◆ **INSTRUCTIONS**:
(a) Set down the part of the Omicron article starting with "On 28 November, Dutch" and going on through "the new variant.".
(b) Decide whether each statement below agrees with the Omicron article: (i) the Dutch lockdown will run until at least 14 January; (ii) South Africa limits outdoor gatherings to 750 people; (iii) the Italian "green pass" can be obtained with a negative test result. Answer each with yes or no and quote the words of the article that settle it.
(c) Continue the Omicron article from where it stops.

Whether or not Europe moves towards a whole scale restriction against the UK is in the balance.

It depends on how long it takes for Omicron to be dominant across the continent.

South Africa

South Africa has reported the highest number of cases in Africa in the last seven days and the fifth highest globally.

There were 162,364 new infections in the last week, almost a month since the first Omicron case was reported in South Africa.

On 20 December, President Cyril Ramaphosa returned to work following a week of isolation after testing positive for COVID-19.

He had mild symptoms and was treated at his official residence in Cape Town by the military health service.

Despite a surge in cases in the last month, hospitalisations remain low with experts stating that vaccines and natural immunity are protecting people from more severe symptoms.

Mr Ramaphosa previously said South Africa would not impose new restrictions, but would “undertake broad consultations on making vaccination mandatory for specific activities and locations”.

Current regulations in South Africa make it mandatory to wear face coverings in public and restrict indoor gatherings to 750 people and outdoor gatherings to 2,000.

The Netherlands

On 28 November, Dutch health officials detected 13 Omicron cases among people who flew from South Africa – making the Netherlands the first European country to report cases of the new variant.

The country entered into a tough lockdown to curb the spread of Omicron on Sunday 19 December, with non-essential shops, bars, restaurants and other public places closing, as well as schools.

The “unavoidable” lockdown will run until at least 14 January, Prime Minister Mark Rutte has said.

Shops, bars, and restaurants in the country had already been under a 5pm to 5am curfew, which was introduced at the end of November.

A total of 108,521 COVID-19 cases and 391 deaths have been reported in the Netherlands in the past week.


From 6 December, unvaccinated Italians faced tougher rules.

The “super green pass” requires vaccination, rather than including those who have received a recent negative test result. It is compulsory for entry to sports events, concerts, theatres, indoor restaurants and public events.

The previously introduced “green pass”, which can be obtained with a negative test result, will be acceptable for the use of local transport and hotels.

Document structure recognition data
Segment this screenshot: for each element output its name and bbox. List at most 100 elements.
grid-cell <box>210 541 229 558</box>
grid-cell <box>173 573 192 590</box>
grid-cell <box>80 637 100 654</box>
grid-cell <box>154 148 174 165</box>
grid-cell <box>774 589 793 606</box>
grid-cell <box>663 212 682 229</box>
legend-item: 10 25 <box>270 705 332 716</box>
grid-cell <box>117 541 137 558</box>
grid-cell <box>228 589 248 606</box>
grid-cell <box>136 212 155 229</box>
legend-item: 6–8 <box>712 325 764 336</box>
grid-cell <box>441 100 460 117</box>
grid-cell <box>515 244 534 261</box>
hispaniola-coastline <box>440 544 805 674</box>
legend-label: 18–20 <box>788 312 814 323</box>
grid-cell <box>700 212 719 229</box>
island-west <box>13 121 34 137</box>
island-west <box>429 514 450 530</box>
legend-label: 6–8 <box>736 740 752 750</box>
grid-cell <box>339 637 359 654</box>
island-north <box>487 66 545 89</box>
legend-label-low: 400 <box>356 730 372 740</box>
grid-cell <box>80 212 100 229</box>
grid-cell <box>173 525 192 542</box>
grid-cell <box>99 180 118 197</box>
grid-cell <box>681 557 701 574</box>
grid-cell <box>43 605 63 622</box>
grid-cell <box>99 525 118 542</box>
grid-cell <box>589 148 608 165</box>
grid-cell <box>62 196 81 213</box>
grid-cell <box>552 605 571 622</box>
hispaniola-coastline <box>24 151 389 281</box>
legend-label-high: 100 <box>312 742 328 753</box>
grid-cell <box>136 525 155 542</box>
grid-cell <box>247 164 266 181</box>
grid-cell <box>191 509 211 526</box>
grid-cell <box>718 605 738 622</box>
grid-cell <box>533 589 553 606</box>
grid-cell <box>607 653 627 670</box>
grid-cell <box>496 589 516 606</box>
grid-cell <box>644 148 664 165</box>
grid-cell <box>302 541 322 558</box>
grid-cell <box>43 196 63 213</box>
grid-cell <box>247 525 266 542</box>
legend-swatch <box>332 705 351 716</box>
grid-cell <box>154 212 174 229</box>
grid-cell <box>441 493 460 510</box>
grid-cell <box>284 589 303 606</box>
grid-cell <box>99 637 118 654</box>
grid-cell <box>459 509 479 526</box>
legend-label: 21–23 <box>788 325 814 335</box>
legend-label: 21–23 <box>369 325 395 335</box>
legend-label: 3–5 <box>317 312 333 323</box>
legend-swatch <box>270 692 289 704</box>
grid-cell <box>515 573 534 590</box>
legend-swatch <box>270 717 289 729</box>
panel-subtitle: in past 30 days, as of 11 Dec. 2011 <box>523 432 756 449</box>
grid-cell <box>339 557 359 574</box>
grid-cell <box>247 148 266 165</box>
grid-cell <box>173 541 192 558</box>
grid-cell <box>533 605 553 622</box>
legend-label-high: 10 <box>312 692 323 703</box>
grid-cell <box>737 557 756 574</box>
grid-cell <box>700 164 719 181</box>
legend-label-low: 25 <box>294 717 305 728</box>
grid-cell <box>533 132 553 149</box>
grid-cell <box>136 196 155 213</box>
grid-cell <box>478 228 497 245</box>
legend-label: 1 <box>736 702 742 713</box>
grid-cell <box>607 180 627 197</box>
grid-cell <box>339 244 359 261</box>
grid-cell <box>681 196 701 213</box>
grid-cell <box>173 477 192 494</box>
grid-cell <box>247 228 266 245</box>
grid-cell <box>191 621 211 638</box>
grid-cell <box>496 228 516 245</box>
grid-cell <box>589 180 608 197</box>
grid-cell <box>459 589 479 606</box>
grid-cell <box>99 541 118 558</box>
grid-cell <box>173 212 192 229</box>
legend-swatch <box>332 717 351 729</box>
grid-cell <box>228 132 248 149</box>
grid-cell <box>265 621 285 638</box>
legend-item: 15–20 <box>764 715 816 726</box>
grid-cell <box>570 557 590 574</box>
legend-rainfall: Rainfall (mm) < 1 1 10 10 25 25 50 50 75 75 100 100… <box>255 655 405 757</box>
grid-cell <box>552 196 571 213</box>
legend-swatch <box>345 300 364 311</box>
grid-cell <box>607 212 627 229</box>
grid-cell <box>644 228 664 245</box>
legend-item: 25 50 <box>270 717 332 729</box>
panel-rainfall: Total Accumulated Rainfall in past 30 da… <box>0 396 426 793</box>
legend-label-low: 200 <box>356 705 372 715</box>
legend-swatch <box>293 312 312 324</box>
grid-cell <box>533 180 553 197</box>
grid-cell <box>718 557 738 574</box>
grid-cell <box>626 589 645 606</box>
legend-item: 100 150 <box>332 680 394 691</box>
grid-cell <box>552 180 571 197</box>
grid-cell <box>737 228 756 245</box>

◆ **PER-TASK OUTPUTS**:
(a)
On 28 November, Dutch health officials detected 13 Omicron cases among people who flew from South Africa – making the Netherlands the first European country to report cases of the new variant.

(b)
(i) Yes: "The “unavoidable” lockdown will run until at least 14 January"
(ii) No: "restrict indoor gatherings to 750 people and outdoor gatherings to 2,000"
(iii) Yes: "which can be obtained with a negative test result"

(c)
In the past seven days, Italy has recorded some 143,400 cases and 750 deaths.


Compared to cases globally, Australia has one of the lowest rates of new COVID-19 cases reported in the last seven days, 15,057, with a similar number of cases as Iran and Colombia.

Earlier this year, England’s Ashes tour was at risk because of rising cases in key Australian cities, including Sydney and Melbourne but tough restrictions for much of their winter has seen a dip in infections.

But, behind the numbers, there are concerns of a spike because of the Omicron variant.

According to reports, 10 testing sites in Melbourne were shut after reaching capacity, while there were long waiting times at centres in Victoria, New South Wales and South Australia.

The Prime Minister, Scott Morrison, announced on Monday that he would discuss the Omicron outbreak with premiers at a snap national cabinet meeting on Friday.

New Zealand

As has been the case for most of the pandemic, New Zealand has managed to keep infections low.

In the latest seven day period, there were 600 positive COVID-19 cases, bringing the total number of cases to 12,947.

COVID-19 response minister Chris Hipkins announced in November that fully vaccinated international travellers will be allowed into the country from 2022.

The border will first open to citizens and residents travelling from Australia on 16 January, before expanding to include New Zealanders living elsewhere on 13 February,

Fully vaccinated visitors from all other countries, except those deemed “high risk,” can visit the Pacific Island nation from 30 April, Mr Hipkins said.


Since the pandemic began the Thai economy has been devastated as it relies heavily on tourism.

The government lifted restrictions to tourists in November, but it reported its first Omicron case on 20 December and is now considering reinstating some restrictions.

This includes the return of mandatory quarantine for foreign visitors.

In the last seven days, there were 24,717 new infections in Thailand.